* _Stated goal_
Copy the listing word for word, from its first line through the line containing "more-options-icon[interactable]: ⋮ bbox=[1198, 372, 1206, 381]", and include both of those lines.

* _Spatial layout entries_
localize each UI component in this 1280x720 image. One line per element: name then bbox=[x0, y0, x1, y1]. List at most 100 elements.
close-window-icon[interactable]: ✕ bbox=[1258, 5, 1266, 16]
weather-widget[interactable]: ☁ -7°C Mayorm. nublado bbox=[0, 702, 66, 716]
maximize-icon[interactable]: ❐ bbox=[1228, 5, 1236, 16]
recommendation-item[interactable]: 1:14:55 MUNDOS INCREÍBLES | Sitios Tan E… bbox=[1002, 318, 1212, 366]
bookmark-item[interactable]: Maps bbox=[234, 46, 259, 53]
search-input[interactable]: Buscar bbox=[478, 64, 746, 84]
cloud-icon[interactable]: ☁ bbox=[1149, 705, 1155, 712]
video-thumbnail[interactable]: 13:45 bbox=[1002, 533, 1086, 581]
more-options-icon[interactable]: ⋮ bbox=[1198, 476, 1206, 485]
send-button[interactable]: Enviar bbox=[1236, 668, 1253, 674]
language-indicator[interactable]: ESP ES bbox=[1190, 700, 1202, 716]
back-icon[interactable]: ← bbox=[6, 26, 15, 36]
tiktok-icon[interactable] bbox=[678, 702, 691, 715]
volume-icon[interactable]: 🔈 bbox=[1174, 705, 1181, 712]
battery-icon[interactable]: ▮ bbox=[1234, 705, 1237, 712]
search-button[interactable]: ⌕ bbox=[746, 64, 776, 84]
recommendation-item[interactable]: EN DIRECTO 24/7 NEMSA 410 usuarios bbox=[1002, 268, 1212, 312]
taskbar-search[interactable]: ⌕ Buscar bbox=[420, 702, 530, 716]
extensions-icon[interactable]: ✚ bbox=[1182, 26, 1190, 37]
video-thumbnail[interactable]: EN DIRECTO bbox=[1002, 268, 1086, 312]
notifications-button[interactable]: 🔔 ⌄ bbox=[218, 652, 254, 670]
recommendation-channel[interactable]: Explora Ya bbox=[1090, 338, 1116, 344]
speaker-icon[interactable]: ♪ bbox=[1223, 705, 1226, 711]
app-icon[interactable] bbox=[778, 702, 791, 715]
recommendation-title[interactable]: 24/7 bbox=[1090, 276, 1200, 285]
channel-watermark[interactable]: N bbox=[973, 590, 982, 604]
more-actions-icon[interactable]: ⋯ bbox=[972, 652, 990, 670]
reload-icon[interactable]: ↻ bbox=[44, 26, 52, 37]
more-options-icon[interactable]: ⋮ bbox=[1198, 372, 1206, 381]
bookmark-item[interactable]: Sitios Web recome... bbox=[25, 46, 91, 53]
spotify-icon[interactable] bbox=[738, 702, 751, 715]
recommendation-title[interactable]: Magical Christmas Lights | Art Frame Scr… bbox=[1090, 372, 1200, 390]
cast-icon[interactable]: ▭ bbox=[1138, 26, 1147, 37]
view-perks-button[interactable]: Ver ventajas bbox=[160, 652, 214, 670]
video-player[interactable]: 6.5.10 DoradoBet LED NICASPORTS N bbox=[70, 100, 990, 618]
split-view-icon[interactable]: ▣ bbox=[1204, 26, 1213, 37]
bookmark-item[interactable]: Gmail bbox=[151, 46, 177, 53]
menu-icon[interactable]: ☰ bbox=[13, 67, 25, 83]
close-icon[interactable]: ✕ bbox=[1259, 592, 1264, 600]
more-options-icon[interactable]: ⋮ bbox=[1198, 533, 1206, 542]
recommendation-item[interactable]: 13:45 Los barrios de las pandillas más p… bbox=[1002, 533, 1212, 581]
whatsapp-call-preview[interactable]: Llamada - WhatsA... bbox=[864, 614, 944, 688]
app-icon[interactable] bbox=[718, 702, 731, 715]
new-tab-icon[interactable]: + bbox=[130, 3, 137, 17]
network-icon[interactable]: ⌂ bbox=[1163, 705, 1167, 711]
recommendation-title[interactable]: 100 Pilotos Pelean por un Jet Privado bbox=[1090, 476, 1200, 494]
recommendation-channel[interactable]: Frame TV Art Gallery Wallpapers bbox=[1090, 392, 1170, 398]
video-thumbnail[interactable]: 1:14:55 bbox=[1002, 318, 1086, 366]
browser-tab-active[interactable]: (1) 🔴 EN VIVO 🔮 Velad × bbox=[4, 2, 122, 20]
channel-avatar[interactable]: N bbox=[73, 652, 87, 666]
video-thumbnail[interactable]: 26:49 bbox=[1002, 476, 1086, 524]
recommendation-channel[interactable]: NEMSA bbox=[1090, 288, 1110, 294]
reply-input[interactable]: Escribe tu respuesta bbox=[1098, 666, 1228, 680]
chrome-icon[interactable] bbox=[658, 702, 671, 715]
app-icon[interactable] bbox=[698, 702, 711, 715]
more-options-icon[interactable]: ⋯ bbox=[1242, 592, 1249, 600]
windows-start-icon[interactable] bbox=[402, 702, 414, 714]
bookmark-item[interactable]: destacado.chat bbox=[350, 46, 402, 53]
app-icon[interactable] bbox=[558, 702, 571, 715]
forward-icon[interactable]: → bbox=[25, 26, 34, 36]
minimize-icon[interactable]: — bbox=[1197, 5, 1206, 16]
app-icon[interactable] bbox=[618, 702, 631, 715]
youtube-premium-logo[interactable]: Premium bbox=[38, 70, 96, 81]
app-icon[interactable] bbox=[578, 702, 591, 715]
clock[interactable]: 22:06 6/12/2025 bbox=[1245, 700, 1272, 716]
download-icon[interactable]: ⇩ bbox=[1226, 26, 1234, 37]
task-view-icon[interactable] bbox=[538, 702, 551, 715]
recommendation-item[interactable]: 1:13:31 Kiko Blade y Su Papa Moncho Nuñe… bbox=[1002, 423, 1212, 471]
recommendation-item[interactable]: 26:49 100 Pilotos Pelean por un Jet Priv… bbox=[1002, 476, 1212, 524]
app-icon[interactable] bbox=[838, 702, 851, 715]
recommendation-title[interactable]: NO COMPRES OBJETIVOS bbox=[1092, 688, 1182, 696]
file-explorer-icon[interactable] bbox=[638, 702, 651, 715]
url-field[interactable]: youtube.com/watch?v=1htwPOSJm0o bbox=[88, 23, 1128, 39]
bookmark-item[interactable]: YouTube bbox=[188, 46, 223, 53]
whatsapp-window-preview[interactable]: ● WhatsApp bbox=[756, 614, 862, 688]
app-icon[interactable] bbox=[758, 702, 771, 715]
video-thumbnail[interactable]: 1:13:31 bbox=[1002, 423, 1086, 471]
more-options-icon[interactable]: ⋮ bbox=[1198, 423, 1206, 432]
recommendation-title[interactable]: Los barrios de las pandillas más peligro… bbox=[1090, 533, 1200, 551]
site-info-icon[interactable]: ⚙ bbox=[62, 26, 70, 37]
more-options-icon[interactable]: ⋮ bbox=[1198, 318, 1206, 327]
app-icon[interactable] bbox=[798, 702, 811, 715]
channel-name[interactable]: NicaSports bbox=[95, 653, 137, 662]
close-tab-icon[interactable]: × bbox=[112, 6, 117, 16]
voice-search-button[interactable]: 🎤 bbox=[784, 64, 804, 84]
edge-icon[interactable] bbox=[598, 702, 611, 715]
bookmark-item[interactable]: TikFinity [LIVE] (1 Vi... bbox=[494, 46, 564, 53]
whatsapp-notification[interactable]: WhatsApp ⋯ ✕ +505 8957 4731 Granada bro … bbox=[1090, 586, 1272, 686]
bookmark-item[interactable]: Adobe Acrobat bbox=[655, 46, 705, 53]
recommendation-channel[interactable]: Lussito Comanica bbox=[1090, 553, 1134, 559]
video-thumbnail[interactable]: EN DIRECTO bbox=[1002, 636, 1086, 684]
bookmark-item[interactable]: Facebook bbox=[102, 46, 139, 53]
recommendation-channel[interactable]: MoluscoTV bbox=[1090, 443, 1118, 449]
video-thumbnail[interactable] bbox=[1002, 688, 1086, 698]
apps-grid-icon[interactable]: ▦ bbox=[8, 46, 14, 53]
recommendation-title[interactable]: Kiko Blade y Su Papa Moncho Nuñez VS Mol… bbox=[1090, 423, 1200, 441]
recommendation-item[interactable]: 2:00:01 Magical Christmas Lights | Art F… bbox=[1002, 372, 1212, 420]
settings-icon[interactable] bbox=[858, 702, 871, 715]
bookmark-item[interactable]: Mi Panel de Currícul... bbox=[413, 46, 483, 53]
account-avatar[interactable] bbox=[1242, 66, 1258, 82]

* _Result_
localize each UI component in this 1280x720 image. One line per element: name then bbox=[x0, y0, x1, y1]. List at most 100 elements.
close-window-icon[interactable]: ✕ bbox=[1258, 5, 1266, 16]
weather-widget[interactable]: ☁ -7°C Mayorm. nublado bbox=[0, 702, 66, 716]
maximize-icon[interactable]: ❐ bbox=[1228, 5, 1236, 16]
recommendation-item[interactable]: 1:14:55 MUNDOS INCREÍBLES | Sitios Tan E… bbox=[1002, 318, 1212, 366]
bookmark-item[interactable]: Maps bbox=[234, 46, 259, 53]
search-input[interactable]: Buscar bbox=[478, 64, 746, 84]
cloud-icon[interactable]: ☁ bbox=[1149, 705, 1155, 712]
video-thumbnail[interactable]: 13:45 bbox=[1002, 533, 1086, 581]
more-options-icon[interactable]: ⋮ bbox=[1198, 476, 1206, 485]
send-button[interactable]: Enviar bbox=[1236, 668, 1253, 674]
language-indicator[interactable]: ESP ES bbox=[1190, 700, 1202, 716]
back-icon[interactable]: ← bbox=[6, 26, 15, 36]
tiktok-icon[interactable] bbox=[678, 702, 691, 715]
volume-icon[interactable]: 🔈 bbox=[1174, 705, 1181, 712]
battery-icon[interactable]: ▮ bbox=[1234, 705, 1237, 712]
search-button[interactable]: ⌕ bbox=[746, 64, 776, 84]
recommendation-item[interactable]: EN DIRECTO 24/7 NEMSA 410 usuarios bbox=[1002, 268, 1212, 312]
taskbar-search[interactable]: ⌕ Buscar bbox=[420, 702, 530, 716]
extensions-icon[interactable]: ✚ bbox=[1182, 26, 1190, 37]
video-thumbnail[interactable]: EN DIRECTO bbox=[1002, 268, 1086, 312]
notifications-button[interactable]: 🔔 ⌄ bbox=[218, 652, 254, 670]
recommendation-channel[interactable]: Explora Ya bbox=[1090, 338, 1116, 344]
speaker-icon[interactable]: ♪ bbox=[1223, 705, 1226, 711]
app-icon[interactable] bbox=[778, 702, 791, 715]
recommendation-title[interactable]: 24/7 bbox=[1090, 276, 1200, 285]
channel-watermark[interactable]: N bbox=[973, 590, 982, 604]
more-actions-icon[interactable]: ⋯ bbox=[972, 652, 990, 670]
reload-icon[interactable]: ↻ bbox=[44, 26, 52, 37]
more-options-icon[interactable]: ⋮ bbox=[1198, 372, 1206, 381]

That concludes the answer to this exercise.